═══ RECORDS SUPPLIED

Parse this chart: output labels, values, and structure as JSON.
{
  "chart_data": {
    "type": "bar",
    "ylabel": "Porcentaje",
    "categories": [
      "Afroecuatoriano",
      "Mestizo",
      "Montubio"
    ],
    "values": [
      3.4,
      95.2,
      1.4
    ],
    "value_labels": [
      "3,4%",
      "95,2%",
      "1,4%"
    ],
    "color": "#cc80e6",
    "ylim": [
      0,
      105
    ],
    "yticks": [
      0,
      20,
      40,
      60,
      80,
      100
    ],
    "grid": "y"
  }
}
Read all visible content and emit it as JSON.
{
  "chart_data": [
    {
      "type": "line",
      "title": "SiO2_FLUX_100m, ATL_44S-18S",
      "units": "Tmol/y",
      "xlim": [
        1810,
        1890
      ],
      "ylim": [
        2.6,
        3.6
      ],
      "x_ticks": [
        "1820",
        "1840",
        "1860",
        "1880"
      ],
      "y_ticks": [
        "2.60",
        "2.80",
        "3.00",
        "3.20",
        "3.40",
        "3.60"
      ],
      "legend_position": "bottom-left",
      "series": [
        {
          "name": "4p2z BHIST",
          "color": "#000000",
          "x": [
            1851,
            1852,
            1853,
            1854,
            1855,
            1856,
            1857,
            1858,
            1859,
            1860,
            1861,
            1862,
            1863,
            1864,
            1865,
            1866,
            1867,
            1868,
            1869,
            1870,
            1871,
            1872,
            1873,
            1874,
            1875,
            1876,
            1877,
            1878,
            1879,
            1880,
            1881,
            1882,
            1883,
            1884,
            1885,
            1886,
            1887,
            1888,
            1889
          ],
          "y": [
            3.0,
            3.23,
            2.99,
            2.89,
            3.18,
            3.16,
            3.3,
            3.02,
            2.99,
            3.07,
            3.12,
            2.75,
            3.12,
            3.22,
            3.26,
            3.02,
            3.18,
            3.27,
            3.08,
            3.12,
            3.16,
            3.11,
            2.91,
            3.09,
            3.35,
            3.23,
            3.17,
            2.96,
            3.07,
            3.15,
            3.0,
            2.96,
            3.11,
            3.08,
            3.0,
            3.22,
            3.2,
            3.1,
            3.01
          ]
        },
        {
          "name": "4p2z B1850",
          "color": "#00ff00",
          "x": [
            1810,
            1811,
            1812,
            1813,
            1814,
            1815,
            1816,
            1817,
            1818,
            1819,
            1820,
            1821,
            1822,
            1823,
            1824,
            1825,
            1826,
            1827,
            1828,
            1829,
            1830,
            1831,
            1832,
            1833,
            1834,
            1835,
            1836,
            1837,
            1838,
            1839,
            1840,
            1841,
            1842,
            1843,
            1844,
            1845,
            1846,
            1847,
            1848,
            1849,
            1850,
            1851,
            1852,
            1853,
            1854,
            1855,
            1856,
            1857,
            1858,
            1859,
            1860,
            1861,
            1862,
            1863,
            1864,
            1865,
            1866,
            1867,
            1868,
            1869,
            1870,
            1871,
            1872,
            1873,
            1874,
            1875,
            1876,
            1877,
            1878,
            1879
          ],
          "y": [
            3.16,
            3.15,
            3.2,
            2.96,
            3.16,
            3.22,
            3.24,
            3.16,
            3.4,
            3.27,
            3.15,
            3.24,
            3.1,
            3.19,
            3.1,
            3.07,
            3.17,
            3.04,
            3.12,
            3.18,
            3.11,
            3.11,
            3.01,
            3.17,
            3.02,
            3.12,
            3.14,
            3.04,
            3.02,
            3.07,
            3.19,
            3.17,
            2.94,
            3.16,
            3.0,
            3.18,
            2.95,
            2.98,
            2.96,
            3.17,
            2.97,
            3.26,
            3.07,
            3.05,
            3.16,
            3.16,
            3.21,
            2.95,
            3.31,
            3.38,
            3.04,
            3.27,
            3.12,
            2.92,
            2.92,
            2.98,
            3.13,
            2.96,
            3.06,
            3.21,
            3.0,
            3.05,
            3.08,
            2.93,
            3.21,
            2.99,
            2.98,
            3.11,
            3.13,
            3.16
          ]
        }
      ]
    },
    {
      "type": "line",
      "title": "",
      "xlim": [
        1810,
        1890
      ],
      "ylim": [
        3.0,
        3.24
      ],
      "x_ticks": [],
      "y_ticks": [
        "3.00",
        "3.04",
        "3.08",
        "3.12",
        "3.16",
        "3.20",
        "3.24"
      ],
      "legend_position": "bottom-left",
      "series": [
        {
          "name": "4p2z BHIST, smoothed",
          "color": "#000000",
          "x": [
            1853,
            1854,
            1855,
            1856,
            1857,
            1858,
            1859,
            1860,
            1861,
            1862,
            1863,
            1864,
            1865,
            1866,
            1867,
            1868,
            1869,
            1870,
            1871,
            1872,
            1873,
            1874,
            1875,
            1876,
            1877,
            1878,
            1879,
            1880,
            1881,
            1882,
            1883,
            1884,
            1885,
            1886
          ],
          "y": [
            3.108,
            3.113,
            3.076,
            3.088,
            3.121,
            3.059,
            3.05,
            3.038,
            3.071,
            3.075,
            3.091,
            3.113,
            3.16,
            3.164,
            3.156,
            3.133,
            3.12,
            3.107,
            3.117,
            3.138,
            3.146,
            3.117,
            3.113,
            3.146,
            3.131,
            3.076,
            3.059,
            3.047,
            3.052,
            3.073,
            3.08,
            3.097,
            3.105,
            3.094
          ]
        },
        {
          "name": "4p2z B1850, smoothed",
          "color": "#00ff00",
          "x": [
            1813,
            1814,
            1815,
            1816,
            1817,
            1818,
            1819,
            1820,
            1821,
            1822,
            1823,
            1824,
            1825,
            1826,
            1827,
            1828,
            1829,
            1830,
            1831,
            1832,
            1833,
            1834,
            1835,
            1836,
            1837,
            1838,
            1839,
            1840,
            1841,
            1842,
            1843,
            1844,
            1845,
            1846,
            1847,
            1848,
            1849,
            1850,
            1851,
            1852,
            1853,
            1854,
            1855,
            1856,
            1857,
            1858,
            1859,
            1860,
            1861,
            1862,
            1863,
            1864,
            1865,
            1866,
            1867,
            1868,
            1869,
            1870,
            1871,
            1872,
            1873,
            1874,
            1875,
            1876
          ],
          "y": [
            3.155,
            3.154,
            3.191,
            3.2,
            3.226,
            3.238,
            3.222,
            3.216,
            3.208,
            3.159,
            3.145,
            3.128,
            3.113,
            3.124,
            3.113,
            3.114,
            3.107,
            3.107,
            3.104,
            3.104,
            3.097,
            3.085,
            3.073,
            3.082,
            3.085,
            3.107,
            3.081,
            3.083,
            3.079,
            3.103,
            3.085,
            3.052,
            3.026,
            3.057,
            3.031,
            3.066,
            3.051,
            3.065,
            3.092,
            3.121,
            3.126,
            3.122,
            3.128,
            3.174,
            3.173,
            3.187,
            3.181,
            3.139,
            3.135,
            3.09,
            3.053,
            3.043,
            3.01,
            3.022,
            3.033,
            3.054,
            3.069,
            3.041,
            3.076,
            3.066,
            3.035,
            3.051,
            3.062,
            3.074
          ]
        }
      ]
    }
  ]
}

══════

#### [DESCRIPTION OF THE TASK]
Print the whole listing again, exactly.

#### [RESPONSE TO THE EXERCISE]
Parse this chart: output labels, values, and structure as JSON.
{
  "chart_data": {
    "type": "bar",
    "ylabel": "Porcentaje",
    "categories": [
      "Afroecuatoriano",
      "Mestizo",
      "Montubio"
    ],
    "values": [
      3.4,
      95.2,
      1.4
    ],
    "value_labels": [
      "3,4%",
      "95,2%",
      "1,4%"
    ],
    "color": "#cc80e6",
    "ylim": [
      0,
      105
    ],
    "yticks": [
      0,
      20,
      40,
      60,
      80,
      100
    ],
    "grid": "y"
  }
}
Read all visible content and emit it as JSON.
{
  "chart_data": [
    {
      "type": "line",
      "title": "SiO2_FLUX_100m, ATL_44S-18S",
      "units": "Tmol/y",
      "xlim": [
        1810,
        1890
      ],
      "ylim": [
        2.6,
        3.6
      ],
      "x_ticks": [
        "1820",
        "1840",
        "1860",
        "1880"
      ],
      "y_ticks": [
        "2.60",
        "2.80",
        "3.00",
        "3.20",
        "3.40",
        "3.60"
      ],
      "legend_position": "bottom-left",
      "series": [
        {
          "name": "4p2z BHIST",
          "color": "#000000",
          "x": [
            1851,
            1852,
            1853,
            1854,
            1855,
            1856,
            1857,
            1858,
            1859,
            1860,
            1861,
            1862,
            1863,
            1864,
            1865,
            1866,
            1867,
            1868,
            1869,
            1870,
            1871,
            1872,
            1873,
            1874,
            1875,
            1876,
            1877,
            1878,
            1879,
            1880,
            1881,
            1882,
            1883,
            1884,
            1885,
            1886,
            1887,
            1888,
            1889
          ],
          "y": [
            3.0,
            3.23,
            2.99,
            2.89,
            3.18,
            3.16,
            3.3,
            3.02,
            2.99,
            3.07,
            3.12,
            2.75,
            3.12,
            3.22,
            3.26,
            3.02,
            3.18,
            3.27,
            3.08,
            3.12,
            3.16,
            3.11,
            2.91,
            3.09,
            3.35,
            3.23,
            3.17,
            2.96,
            3.07,
            3.15,
            3.0,
            2.96,
            3.11,
            3.08,
            3.0,
            3.22,
            3.2,
            3.1,
            3.01
          ]
        },
        {
          "name": "4p2z B1850",
          "color": "#00ff00",
          "x": [
            1810,
            1811,
            1812,
            1813,
            1814,
            1815,
            1816,
            1817,
            1818,
            1819,
            1820,
            1821,
            1822,
            1823,
            1824,
            1825,
            1826,
            1827,
            1828,
            1829,
            1830,
            1831,
            1832,
            1833,
            1834,
            1835,
            1836,
            1837,
            1838,
            1839,
            1840,
            1841,
            1842,
            1843,
            1844,
            1845,
            1846,
            1847,
            1848,
            1849,
            1850,
            1851,
            1852,
            1853,
            1854,
            1855,
            1856,
            1857,
            1858,
            1859,
            1860,
            1861,
            1862,
            1863,
            1864,
            1865,
            1866,
            1867,
            1868,
            1869,
            1870,
            1871,
            1872,
            1873,
            1874,
            1875,
            1876,
            1877,
            1878,
            1879
          ],
          "y": [
            3.16,
            3.15,
            3.2,
            2.96,
            3.16,
            3.22,
            3.24,
            3.16,
            3.4,
            3.27,
            3.15,
            3.24,
            3.1,
            3.19,
            3.1,
            3.07,
            3.17,
            3.04,
            3.12,
            3.18,
            3.11,
            3.11,
            3.01,
            3.17,
            3.02,
            3.12,
            3.14,
            3.04,
            3.02,
            3.07,
            3.19,
            3.17,
            2.94,
            3.16,
            3.0,
            3.18,
            2.95,
            2.98,
            2.96,
            3.17,
            2.97,
            3.26,
            3.07,
            3.05,
            3.16,
            3.16,
            3.21,
            2.95,
            3.31,
            3.38,
            3.04,
            3.27,
            3.12,
            2.92,
            2.92,
            2.98,
            3.13,
            2.96,
            3.06,
            3.21,
            3.0,
            3.05,
            3.08,
            2.93,
            3.21,
            2.99,
            2.98,
            3.11,
            3.13,
            3.16
          ]
        }
      ]
    },
    {
      "type": "line",
      "title": "",
      "xlim": [
        1810,
        1890
      ],
      "ylim": [
        3.0,
        3.24
      ],
      "x_ticks": [],
      "y_ticks": [
        "3.00",
        "3.04",
        "3.08",
        "3.12",
        "3.16",
        "3.20",
        "3.24"
      ],
      "legend_position": "bottom-left",
      "series": [
        {
          "name": "4p2z BHIST, smoothed",
          "color": "#000000",
          "x": [
            1853,
            1854,
            1855,
            1856,
            1857,
            1858,
            1859,
            1860,
            1861,
            1862,
            1863,
            1864,
            1865,
            1866,
            1867,
            1868,
            1869,
            1870,
            1871,
            1872,
            1873,
            1874,
            1875,
            1876,
            1877,
            1878,
            1879,
            1880,
            1881,
            1882,
            1883,
            1884,
            1885,
            1886
          ],
          "y": [
            3.108,
            3.113,
            3.076,
            3.088,
            3.121,
            3.059,
            3.05,
            3.038,
            3.071,
            3.075,
            3.091,
            3.113,
            3.16,
            3.164,
            3.156,
            3.133,
            3.12,
            3.107,
            3.117,
            3.138,
            3.146,
            3.117,
            3.113,
            3.146,
            3.131,
            3.076,
            3.059,
            3.047,
            3.052,
            3.073,
            3.08,
            3.097,
            3.105,
            3.094
          ]
        },
        {
          "name": "4p2z B1850, smoothed",
          "color": "#00ff00",
          "x": [
            1813,
            1814,
            1815,
            1816,
            1817,
            1818,
            1819,
            1820,
            1821,
            1822,
            1823,
            1824,
            1825,
            1826,
            1827,
            1828,
            1829,
            1830,
            1831,
            1832,
            1833,
            1834,
            1835,
            1836,
            1837,
            1838,
            1839,
            1840,
            1841,
            1842,
            1843,
            1844,
            1845,
            1846,
            1847,
            1848,
            1849,
            1850,
            1851,
            1852,
            1853,
            1854,
            1855,
            1856,
            1857,
            1858,
            1859,
            1860,
            1861,
            1862,
            1863,
            1864,
            1865,
            1866,
            1867,
            1868,
            1869,
            1870,
            1871,
            1872,
            1873,
            1874,
            1875,
            1876
          ],
          "y": [
            3.155,
            3.154,
            3.191,
            3.2,
            3.226,
            3.238,
            3.222,
            3.216,
            3.208,
            3.159,
            3.145,
            3.128,
            3.113,
            3.124,
            3.113,
            3.114,
            3.107,
            3.107,
            3.104,
            3.104,
            3.097,
            3.085,
            3.073,
            3.082,
            3.085,
            3.107,
            3.081,
            3.083,
            3.079,
            3.103,
            3.085,
            3.052,
            3.026,
            3.057,
            3.031,
            3.066,
            3.051,
            3.065,
            3.092,
            3.121,
            3.126,
            3.122,
            3.128,
            3.174,
            3.173,
            3.187,
            3.181,
            3.139,
            3.135,
            3.09,
            3.053,
            3.043,
            3.01,
            3.022,
            3.033,
            3.054,
            3.069,
            3.041,
            3.076,
            3.066,
            3.035,
            3.051,
            3.062,
            3.074
          ]
        }
      ]
    }
  ]
}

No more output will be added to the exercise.